Direction.
Lift out all lines below that contain "spectra".

Recorded information.
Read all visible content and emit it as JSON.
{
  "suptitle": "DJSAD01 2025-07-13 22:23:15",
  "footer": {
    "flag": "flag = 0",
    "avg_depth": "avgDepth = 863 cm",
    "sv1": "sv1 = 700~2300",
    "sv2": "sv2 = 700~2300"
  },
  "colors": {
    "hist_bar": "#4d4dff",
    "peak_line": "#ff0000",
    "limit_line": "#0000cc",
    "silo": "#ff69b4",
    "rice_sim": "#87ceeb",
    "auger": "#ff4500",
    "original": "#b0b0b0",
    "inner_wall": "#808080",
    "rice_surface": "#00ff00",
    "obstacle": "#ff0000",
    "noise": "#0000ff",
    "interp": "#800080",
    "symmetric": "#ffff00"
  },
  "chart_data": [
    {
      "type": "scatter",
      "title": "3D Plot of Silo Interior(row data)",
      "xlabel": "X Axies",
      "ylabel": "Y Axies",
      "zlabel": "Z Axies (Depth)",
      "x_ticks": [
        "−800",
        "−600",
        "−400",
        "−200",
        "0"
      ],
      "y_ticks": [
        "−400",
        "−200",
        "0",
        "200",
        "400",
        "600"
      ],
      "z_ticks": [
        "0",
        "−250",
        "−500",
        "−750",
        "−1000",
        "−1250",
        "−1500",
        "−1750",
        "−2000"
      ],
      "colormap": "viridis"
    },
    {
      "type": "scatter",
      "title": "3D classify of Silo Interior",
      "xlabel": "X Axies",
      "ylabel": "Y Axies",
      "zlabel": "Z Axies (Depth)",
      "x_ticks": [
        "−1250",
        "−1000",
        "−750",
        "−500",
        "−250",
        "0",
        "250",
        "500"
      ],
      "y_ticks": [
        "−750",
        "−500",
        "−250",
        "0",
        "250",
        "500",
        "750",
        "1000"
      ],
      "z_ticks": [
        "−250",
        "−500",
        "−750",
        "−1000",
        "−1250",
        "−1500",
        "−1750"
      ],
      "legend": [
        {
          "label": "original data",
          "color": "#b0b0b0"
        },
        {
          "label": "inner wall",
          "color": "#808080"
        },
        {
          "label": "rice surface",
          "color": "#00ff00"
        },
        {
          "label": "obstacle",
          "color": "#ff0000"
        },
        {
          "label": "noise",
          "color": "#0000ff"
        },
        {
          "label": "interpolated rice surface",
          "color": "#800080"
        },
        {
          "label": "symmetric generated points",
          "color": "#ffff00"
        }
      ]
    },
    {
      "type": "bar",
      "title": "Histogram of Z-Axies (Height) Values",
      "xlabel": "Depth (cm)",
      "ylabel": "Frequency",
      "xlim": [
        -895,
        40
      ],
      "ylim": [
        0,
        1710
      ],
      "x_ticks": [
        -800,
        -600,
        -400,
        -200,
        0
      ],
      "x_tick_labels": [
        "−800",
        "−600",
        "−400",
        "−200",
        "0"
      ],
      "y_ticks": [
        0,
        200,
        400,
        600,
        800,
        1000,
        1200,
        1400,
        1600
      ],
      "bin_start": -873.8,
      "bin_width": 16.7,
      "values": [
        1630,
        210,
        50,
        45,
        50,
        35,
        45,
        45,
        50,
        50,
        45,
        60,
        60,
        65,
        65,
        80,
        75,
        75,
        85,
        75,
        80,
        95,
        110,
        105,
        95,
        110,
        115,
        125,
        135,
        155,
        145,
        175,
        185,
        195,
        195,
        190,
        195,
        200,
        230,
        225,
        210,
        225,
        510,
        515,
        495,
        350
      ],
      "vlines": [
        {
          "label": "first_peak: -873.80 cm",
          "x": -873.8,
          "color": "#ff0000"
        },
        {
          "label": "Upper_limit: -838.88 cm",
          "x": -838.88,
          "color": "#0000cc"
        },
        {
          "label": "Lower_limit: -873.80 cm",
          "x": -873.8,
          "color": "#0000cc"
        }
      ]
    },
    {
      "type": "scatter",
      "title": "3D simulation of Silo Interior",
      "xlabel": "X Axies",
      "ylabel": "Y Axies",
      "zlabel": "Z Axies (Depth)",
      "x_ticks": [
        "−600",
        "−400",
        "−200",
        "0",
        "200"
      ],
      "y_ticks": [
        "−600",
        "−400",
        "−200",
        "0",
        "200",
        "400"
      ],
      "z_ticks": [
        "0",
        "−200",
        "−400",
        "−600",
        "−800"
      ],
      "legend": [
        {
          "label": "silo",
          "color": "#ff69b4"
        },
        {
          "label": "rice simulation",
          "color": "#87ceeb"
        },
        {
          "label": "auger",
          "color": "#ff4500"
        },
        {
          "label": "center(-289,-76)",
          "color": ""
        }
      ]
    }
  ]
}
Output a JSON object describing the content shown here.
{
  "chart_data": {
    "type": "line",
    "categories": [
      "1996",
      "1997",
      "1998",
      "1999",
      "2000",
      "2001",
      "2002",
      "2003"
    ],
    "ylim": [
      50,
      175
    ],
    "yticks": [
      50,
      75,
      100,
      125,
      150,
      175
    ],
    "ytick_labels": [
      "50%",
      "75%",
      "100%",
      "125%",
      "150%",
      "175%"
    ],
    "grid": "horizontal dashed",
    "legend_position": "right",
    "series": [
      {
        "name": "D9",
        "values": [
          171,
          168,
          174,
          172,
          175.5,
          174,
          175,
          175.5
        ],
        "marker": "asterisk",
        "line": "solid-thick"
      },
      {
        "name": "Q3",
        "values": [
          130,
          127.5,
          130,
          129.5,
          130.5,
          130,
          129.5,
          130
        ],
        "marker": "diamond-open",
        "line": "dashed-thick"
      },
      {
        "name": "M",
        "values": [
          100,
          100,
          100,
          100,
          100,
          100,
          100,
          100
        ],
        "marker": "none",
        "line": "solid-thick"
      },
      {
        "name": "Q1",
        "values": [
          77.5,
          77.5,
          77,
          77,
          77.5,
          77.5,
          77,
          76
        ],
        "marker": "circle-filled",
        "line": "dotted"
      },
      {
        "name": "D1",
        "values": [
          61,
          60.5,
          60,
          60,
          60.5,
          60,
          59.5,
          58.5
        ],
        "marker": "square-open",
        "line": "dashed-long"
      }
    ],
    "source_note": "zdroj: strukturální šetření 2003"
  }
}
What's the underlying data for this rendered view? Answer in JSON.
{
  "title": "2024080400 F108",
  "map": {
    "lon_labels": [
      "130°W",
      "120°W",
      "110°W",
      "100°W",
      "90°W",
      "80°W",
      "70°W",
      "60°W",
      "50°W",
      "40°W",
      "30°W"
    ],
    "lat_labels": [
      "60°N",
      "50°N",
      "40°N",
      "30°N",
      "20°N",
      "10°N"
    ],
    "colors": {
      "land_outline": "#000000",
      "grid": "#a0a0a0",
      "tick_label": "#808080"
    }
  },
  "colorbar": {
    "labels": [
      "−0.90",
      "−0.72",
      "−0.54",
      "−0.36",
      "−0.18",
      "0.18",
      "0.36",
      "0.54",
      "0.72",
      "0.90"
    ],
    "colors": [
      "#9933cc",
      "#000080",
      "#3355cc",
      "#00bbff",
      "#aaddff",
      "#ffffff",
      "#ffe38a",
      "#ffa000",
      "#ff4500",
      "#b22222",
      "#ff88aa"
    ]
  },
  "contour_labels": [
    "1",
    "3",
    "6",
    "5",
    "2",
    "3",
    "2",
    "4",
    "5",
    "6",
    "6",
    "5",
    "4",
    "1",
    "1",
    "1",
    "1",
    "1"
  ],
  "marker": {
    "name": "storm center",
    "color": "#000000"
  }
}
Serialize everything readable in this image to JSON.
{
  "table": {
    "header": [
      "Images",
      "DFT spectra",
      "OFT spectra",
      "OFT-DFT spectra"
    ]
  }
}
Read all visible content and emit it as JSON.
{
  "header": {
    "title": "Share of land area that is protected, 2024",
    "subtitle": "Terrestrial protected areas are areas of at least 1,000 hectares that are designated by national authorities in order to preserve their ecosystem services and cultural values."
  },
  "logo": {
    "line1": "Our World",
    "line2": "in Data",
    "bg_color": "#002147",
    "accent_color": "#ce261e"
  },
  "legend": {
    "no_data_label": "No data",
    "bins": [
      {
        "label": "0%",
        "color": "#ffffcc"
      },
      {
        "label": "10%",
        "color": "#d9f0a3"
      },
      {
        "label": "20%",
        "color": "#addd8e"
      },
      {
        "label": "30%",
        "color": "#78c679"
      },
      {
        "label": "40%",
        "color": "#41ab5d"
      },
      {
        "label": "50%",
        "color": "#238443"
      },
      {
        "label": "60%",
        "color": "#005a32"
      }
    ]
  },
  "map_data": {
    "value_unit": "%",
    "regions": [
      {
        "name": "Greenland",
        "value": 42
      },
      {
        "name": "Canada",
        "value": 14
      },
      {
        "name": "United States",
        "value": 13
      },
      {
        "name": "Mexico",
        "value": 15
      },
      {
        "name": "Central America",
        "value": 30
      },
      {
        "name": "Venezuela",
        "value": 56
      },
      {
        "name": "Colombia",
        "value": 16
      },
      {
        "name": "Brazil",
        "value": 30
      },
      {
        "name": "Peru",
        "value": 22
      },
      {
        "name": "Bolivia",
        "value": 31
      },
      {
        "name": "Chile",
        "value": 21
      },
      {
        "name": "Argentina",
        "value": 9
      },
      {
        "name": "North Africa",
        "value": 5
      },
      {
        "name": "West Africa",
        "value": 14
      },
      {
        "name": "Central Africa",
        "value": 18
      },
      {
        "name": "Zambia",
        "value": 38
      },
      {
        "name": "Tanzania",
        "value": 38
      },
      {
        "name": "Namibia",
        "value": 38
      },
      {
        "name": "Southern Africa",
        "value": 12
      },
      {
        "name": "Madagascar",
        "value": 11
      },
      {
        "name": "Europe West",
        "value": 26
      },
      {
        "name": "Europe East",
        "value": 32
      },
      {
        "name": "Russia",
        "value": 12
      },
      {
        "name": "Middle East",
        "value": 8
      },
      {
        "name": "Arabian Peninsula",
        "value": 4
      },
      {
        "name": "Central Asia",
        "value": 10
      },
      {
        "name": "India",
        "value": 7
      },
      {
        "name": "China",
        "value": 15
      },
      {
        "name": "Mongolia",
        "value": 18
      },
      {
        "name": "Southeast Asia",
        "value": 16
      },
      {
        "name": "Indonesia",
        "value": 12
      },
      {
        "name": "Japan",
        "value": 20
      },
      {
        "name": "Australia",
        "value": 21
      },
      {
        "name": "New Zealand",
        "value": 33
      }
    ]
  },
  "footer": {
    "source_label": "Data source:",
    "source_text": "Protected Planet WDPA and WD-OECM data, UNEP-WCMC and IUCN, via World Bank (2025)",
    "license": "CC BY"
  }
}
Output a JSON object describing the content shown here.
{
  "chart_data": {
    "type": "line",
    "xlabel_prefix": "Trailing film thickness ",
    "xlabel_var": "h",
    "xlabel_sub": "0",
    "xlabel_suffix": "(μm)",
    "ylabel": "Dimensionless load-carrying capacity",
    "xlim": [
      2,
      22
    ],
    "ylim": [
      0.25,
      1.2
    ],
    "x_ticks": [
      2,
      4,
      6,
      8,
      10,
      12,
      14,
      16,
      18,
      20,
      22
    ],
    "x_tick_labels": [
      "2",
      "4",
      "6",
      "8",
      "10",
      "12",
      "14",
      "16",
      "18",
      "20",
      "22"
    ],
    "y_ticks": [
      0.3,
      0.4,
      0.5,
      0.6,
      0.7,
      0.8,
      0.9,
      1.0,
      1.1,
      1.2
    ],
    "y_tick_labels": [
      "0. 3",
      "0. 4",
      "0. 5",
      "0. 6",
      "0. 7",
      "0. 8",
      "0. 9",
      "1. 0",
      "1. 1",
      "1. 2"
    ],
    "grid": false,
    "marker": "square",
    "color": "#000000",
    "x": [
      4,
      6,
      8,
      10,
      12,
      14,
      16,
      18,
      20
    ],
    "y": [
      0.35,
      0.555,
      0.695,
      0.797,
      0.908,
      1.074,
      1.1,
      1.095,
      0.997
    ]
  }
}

Solution for this problem.
      "DFT spectra",
      "OFT spectra",
      "OFT-DFT spectra"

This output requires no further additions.